### Input rows

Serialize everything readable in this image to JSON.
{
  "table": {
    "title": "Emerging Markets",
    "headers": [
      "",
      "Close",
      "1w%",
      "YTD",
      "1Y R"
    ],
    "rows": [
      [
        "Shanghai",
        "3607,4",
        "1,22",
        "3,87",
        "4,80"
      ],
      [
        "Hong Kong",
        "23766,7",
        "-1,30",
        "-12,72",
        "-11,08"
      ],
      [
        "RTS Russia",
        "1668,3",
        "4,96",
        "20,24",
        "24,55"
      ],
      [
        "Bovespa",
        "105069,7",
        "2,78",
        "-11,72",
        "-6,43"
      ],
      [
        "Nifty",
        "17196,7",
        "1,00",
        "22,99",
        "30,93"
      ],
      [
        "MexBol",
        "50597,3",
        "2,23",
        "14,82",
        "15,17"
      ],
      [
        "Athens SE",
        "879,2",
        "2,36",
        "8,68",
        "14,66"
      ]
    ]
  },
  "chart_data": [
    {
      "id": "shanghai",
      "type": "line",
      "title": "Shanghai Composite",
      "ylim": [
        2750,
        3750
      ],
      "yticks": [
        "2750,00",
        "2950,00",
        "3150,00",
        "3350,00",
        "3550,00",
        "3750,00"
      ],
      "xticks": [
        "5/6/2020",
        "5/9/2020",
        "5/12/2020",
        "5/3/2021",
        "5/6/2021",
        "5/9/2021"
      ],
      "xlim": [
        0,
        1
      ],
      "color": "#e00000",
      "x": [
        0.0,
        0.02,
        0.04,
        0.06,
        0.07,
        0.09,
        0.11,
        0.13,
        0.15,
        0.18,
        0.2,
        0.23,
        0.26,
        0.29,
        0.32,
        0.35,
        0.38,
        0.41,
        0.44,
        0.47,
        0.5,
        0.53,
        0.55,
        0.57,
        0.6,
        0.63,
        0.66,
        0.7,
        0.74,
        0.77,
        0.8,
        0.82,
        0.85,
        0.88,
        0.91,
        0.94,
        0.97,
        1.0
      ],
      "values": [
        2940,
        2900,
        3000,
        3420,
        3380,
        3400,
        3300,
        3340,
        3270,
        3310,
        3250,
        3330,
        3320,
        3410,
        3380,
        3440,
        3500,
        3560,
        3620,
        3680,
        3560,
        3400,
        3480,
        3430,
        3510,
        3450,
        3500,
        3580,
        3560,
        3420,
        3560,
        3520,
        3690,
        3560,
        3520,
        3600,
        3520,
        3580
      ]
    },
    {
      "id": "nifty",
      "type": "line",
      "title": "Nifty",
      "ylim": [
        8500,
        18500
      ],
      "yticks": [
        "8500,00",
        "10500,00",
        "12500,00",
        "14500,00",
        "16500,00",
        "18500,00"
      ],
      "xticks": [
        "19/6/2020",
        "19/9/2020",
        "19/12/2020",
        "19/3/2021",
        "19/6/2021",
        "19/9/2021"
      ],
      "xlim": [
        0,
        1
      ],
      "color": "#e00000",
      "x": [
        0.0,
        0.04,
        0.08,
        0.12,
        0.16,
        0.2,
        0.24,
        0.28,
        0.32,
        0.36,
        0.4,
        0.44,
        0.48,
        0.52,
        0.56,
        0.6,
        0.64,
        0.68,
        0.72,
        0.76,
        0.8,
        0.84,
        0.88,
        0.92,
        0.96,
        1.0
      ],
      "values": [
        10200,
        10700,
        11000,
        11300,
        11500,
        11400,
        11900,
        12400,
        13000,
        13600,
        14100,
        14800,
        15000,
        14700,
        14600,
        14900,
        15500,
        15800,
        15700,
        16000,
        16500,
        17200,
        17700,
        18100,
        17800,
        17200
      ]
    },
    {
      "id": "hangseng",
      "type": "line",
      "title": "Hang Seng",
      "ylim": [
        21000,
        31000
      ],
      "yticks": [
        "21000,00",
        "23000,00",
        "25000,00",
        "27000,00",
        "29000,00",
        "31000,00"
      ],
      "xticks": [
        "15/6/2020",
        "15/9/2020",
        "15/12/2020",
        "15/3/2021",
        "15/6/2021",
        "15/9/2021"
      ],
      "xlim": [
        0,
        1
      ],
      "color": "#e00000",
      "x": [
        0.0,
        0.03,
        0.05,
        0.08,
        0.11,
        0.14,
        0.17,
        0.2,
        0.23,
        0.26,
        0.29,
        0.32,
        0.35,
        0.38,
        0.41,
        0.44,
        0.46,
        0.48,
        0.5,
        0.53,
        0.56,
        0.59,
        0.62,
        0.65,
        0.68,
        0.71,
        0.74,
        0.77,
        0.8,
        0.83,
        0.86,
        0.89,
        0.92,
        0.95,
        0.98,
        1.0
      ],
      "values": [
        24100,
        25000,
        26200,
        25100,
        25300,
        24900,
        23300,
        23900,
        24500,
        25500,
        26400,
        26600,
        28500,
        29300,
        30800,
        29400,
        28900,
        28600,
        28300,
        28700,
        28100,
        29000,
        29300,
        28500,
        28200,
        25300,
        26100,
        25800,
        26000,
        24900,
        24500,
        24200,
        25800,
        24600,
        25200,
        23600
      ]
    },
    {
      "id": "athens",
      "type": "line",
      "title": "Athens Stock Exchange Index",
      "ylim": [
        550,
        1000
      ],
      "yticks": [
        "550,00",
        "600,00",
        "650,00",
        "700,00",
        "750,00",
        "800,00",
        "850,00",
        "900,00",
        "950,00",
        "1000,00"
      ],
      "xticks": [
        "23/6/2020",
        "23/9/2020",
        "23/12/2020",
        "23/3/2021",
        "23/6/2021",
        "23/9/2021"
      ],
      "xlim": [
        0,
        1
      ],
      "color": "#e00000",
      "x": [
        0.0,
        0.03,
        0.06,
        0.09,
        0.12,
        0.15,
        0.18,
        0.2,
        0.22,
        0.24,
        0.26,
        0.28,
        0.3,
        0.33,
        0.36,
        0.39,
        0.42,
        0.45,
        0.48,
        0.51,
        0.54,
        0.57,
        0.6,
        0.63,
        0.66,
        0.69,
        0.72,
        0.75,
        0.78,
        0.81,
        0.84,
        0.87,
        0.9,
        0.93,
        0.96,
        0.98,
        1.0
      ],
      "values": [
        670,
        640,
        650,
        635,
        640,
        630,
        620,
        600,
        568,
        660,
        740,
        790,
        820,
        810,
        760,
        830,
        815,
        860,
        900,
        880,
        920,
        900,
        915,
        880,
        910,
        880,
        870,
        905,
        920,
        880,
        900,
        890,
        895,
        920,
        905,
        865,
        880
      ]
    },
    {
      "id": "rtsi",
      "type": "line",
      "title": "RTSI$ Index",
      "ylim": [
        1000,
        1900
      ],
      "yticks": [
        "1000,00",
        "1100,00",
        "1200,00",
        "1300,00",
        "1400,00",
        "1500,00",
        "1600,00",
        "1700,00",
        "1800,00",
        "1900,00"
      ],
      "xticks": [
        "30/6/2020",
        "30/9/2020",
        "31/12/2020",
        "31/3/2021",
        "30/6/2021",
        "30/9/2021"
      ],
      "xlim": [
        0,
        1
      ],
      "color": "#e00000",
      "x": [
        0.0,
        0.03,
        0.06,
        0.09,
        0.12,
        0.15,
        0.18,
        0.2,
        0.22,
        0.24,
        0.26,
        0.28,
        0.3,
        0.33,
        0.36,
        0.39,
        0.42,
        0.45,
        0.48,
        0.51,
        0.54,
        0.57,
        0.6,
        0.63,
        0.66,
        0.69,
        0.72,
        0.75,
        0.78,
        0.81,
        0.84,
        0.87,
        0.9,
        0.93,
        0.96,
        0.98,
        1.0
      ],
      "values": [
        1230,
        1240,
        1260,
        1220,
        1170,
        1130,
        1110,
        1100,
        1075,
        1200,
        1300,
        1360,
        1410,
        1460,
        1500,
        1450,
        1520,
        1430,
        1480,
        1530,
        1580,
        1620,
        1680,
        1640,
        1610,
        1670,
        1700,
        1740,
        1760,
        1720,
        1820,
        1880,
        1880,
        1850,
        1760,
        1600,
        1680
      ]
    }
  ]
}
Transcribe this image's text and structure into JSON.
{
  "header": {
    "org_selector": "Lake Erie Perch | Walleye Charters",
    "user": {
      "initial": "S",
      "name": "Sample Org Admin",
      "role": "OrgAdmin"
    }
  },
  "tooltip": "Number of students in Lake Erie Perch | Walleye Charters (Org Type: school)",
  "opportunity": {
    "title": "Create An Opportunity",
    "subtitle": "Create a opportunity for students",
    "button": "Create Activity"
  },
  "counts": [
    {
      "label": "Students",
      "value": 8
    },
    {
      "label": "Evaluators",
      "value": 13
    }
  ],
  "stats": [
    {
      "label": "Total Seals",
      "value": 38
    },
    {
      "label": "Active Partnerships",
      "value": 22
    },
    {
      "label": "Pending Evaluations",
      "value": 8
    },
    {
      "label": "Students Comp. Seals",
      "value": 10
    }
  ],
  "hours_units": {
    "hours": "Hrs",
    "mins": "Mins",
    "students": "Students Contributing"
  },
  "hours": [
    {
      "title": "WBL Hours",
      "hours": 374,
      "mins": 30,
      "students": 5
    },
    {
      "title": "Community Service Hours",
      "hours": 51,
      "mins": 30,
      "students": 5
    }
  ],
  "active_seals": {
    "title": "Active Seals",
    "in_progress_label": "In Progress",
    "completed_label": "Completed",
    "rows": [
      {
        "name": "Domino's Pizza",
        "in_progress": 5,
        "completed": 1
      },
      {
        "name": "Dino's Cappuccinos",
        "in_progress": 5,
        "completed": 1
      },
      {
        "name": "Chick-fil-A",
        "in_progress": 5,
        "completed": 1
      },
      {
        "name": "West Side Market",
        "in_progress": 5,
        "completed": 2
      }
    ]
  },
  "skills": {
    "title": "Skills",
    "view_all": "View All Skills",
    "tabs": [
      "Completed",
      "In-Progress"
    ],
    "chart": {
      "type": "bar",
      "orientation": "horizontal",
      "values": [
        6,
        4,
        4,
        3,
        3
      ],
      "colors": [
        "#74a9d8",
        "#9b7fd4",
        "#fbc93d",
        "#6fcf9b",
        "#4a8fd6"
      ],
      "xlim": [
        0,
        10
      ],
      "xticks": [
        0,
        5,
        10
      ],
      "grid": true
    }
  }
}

######

# [Directions]
Lines in the records that hold the word "JSON" are to be counted; give only the total.

# [Answer below]
2